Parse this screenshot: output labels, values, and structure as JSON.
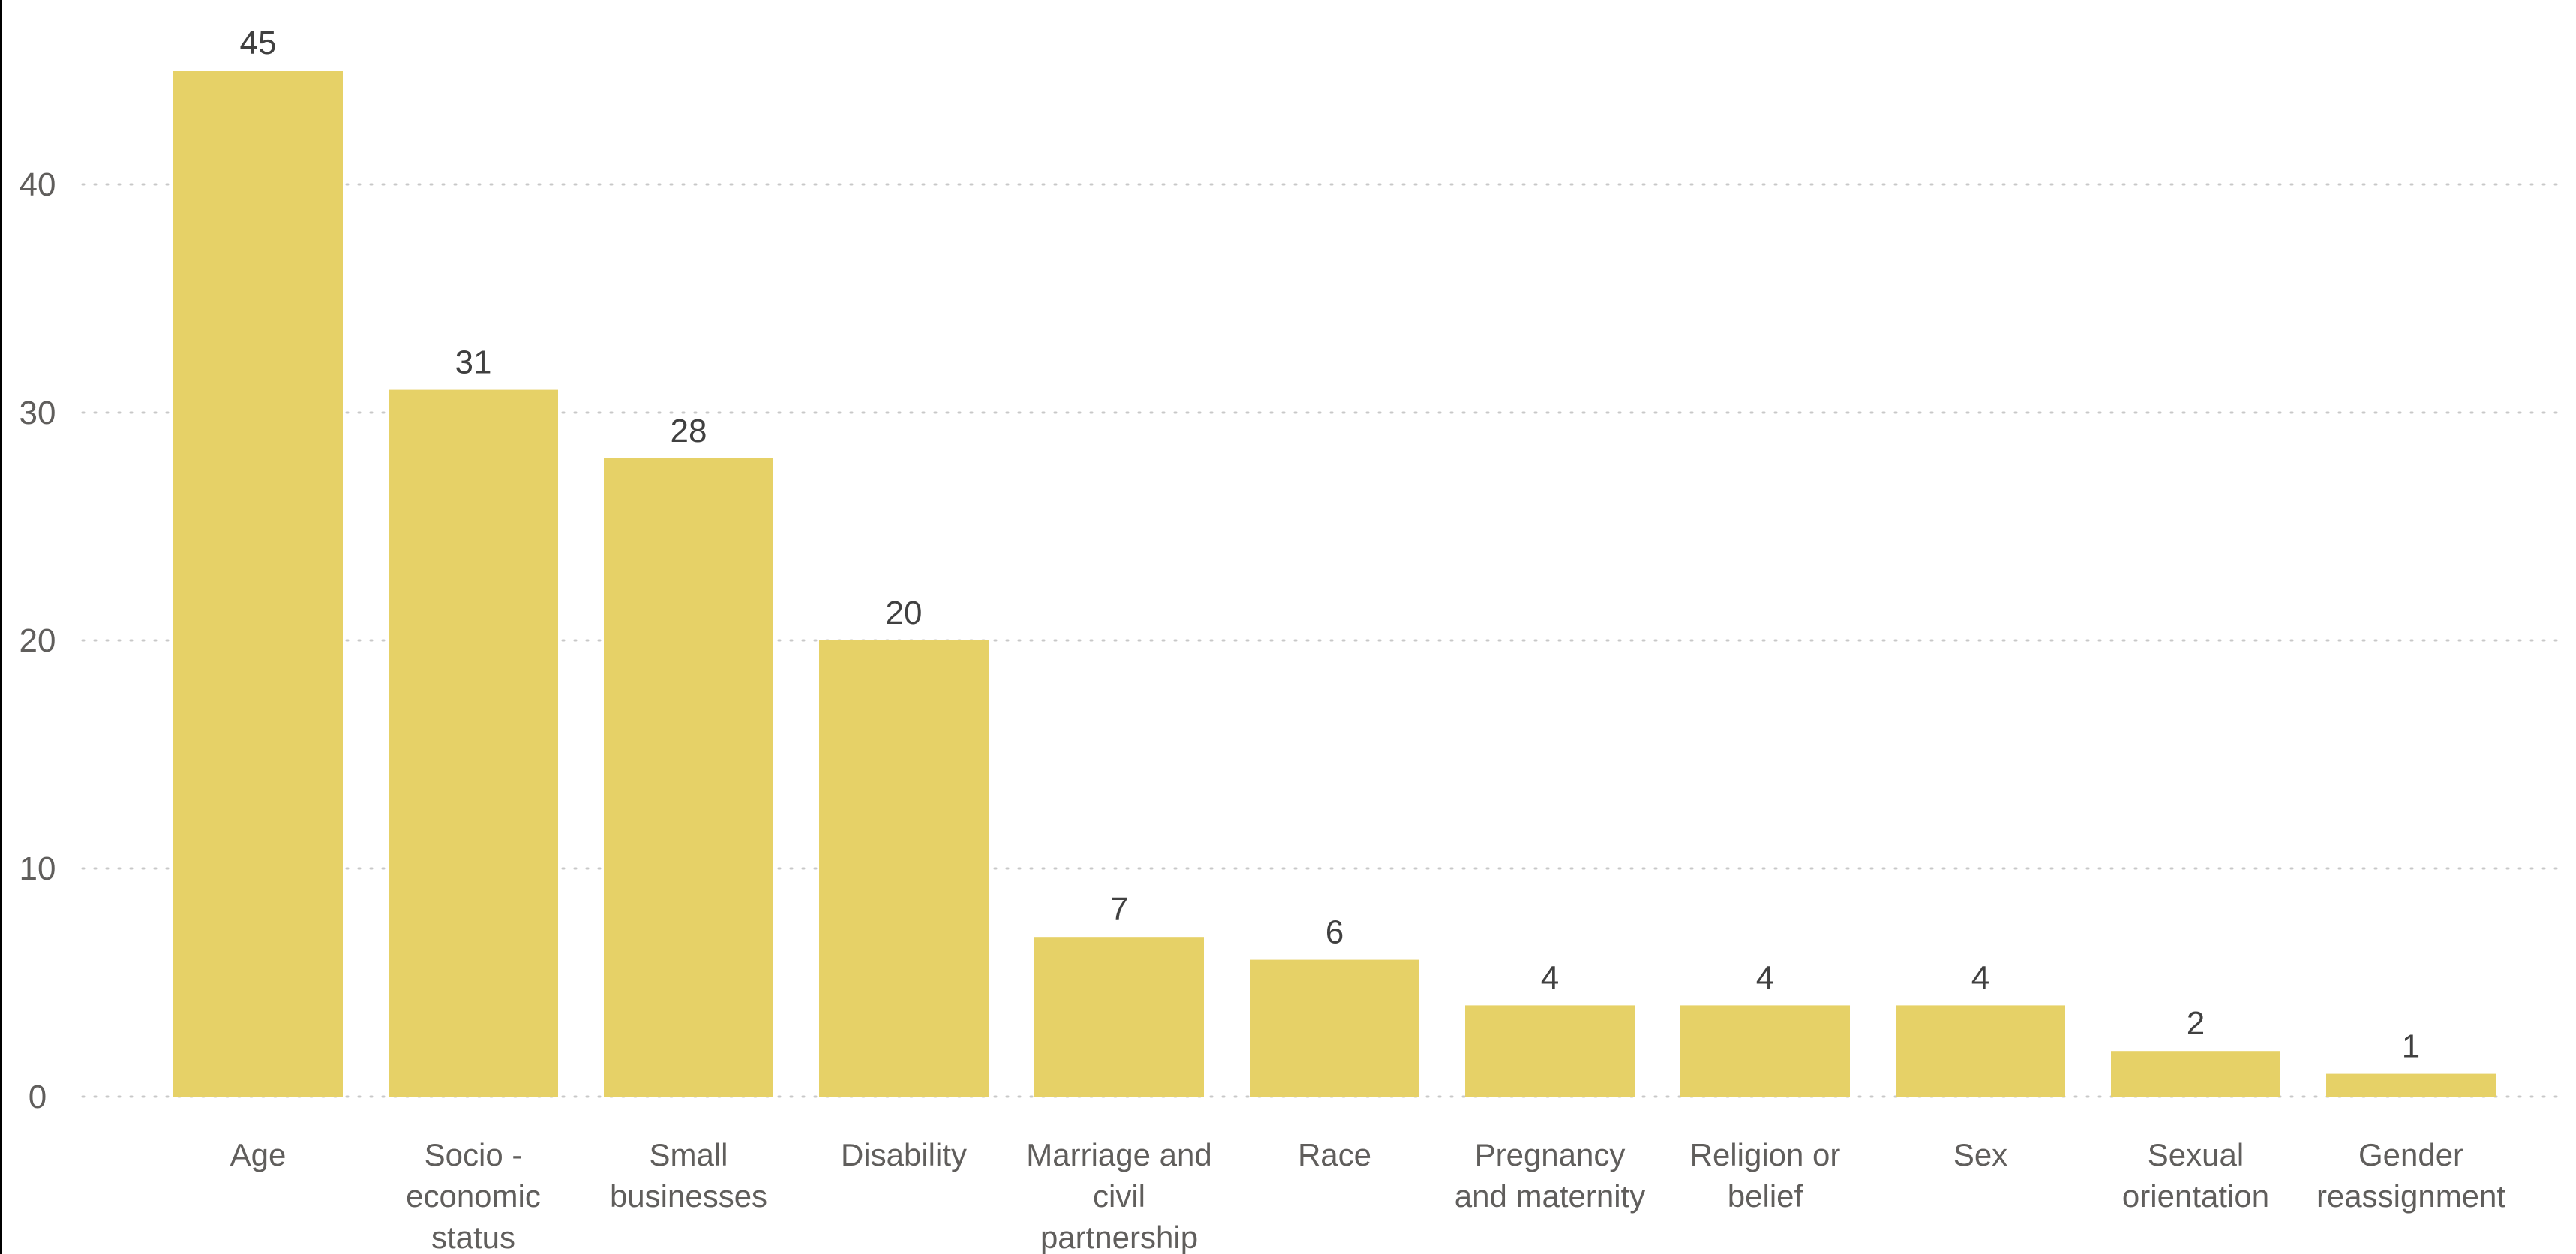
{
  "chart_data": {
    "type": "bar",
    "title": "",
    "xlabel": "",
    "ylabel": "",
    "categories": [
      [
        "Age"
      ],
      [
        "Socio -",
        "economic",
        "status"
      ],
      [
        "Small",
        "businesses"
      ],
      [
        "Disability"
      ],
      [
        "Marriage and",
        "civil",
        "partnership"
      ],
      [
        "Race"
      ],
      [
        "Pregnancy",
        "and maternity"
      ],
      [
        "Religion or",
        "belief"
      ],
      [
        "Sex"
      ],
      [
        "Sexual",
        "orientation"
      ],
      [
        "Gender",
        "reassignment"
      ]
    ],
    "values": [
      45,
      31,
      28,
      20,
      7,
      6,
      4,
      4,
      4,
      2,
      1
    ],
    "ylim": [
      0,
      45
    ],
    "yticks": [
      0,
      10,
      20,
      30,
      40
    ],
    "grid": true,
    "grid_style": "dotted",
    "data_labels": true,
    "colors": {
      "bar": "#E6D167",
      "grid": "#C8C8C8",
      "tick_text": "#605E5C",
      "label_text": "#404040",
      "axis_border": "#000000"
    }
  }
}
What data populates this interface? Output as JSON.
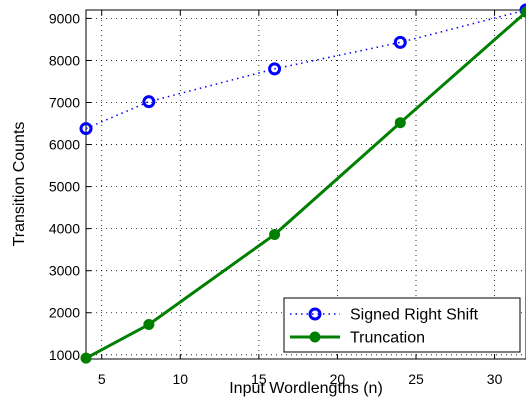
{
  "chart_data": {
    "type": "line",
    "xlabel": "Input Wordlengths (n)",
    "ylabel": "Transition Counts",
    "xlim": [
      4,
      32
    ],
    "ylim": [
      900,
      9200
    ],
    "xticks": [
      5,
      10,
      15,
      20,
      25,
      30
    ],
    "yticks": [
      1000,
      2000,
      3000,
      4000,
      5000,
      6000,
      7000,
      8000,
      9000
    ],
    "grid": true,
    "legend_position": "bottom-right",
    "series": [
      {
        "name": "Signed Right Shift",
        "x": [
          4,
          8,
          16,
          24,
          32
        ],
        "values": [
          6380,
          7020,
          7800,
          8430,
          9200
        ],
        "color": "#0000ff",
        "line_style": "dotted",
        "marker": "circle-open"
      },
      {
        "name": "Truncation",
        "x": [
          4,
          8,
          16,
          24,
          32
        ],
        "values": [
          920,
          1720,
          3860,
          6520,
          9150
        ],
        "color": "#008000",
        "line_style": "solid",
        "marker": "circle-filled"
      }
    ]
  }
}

——

**The exercise**:
Output every entry exactly as given; pictures are not part of the copy.

**Answer for this exercise**:
Parse this screenshot: output labels, values, and structure as JSON.
{
  "chart_data": {
    "type": "bar",
    "title": "",
    "xlabel": "",
    "ylabel": "",
    "categories": [
      [
        "Age"
      ],
      [
        "Socio -",
        "economic",
        "status"
      ],
      [
        "Small",
        "businesses"
      ],
      [
        "Disability"
      ],
      [
        "Marriage and",
        "civil",
        "partnership"
      ],
      [
        "Race"
      ],
      [
        "Pregnancy",
        "and maternity"
      ],
      [
        "Religion or",
        "belief"
      ],
      [
        "Sex"
      ],
      [
        "Sexual",
        "orientation"
      ],
      [
        "Gender",
        "reassignment"
      ]
    ],
    "values": [
      45,
      31,
      28,
      20,
      7,
      6,
      4,
      4,
      4,
      2,
      1
    ],
    "ylim": [
      0,
      45
    ],
    "yticks": [
      0,
      10,
      20,
      30,
      40
    ],
    "grid": true,
    "grid_style": "dotted",
    "data_labels": true,
    "colors": {
      "bar": "#E6D167",
      "grid": "#C8C8C8",
      "tick_text": "#605E5C",
      "label_text": "#404040",
      "axis_border": "#000000"
    }
  }
}
What data populates this interface? Output as JSON.
{
  "chart_data": {
    "type": "line",
    "xlabel": "Input Wordlengths (n)",
    "ylabel": "Transition Counts",
    "xlim": [
      4,
      32
    ],
    "ylim": [
      900,
      9200
    ],
    "xticks": [
      5,
      10,
      15,
      20,
      25,
      30
    ],
    "yticks": [
      1000,
      2000,
      3000,
      4000,
      5000,
      6000,
      7000,
      8000,
      9000
    ],
    "grid": true,
    "legend_position": "bottom-right",
    "series": [
      {
        "name": "Signed Right Shift",
        "x": [
          4,
          8,
          16,
          24,
          32
        ],
        "values": [
          6380,
          7020,
          7800,
          8430,
          9200
        ],
        "color": "#0000ff",
        "line_style": "dotted",
        "marker": "circle-open"
      },
      {
        "name": "Truncation",
        "x": [
          4,
          8,
          16,
          24,
          32
        ],
        "values": [
          920,
          1720,
          3860,
          6520,
          9150
        ],
        "color": "#008000",
        "line_style": "solid",
        "marker": "circle-filled"
      }
    ]
  }
}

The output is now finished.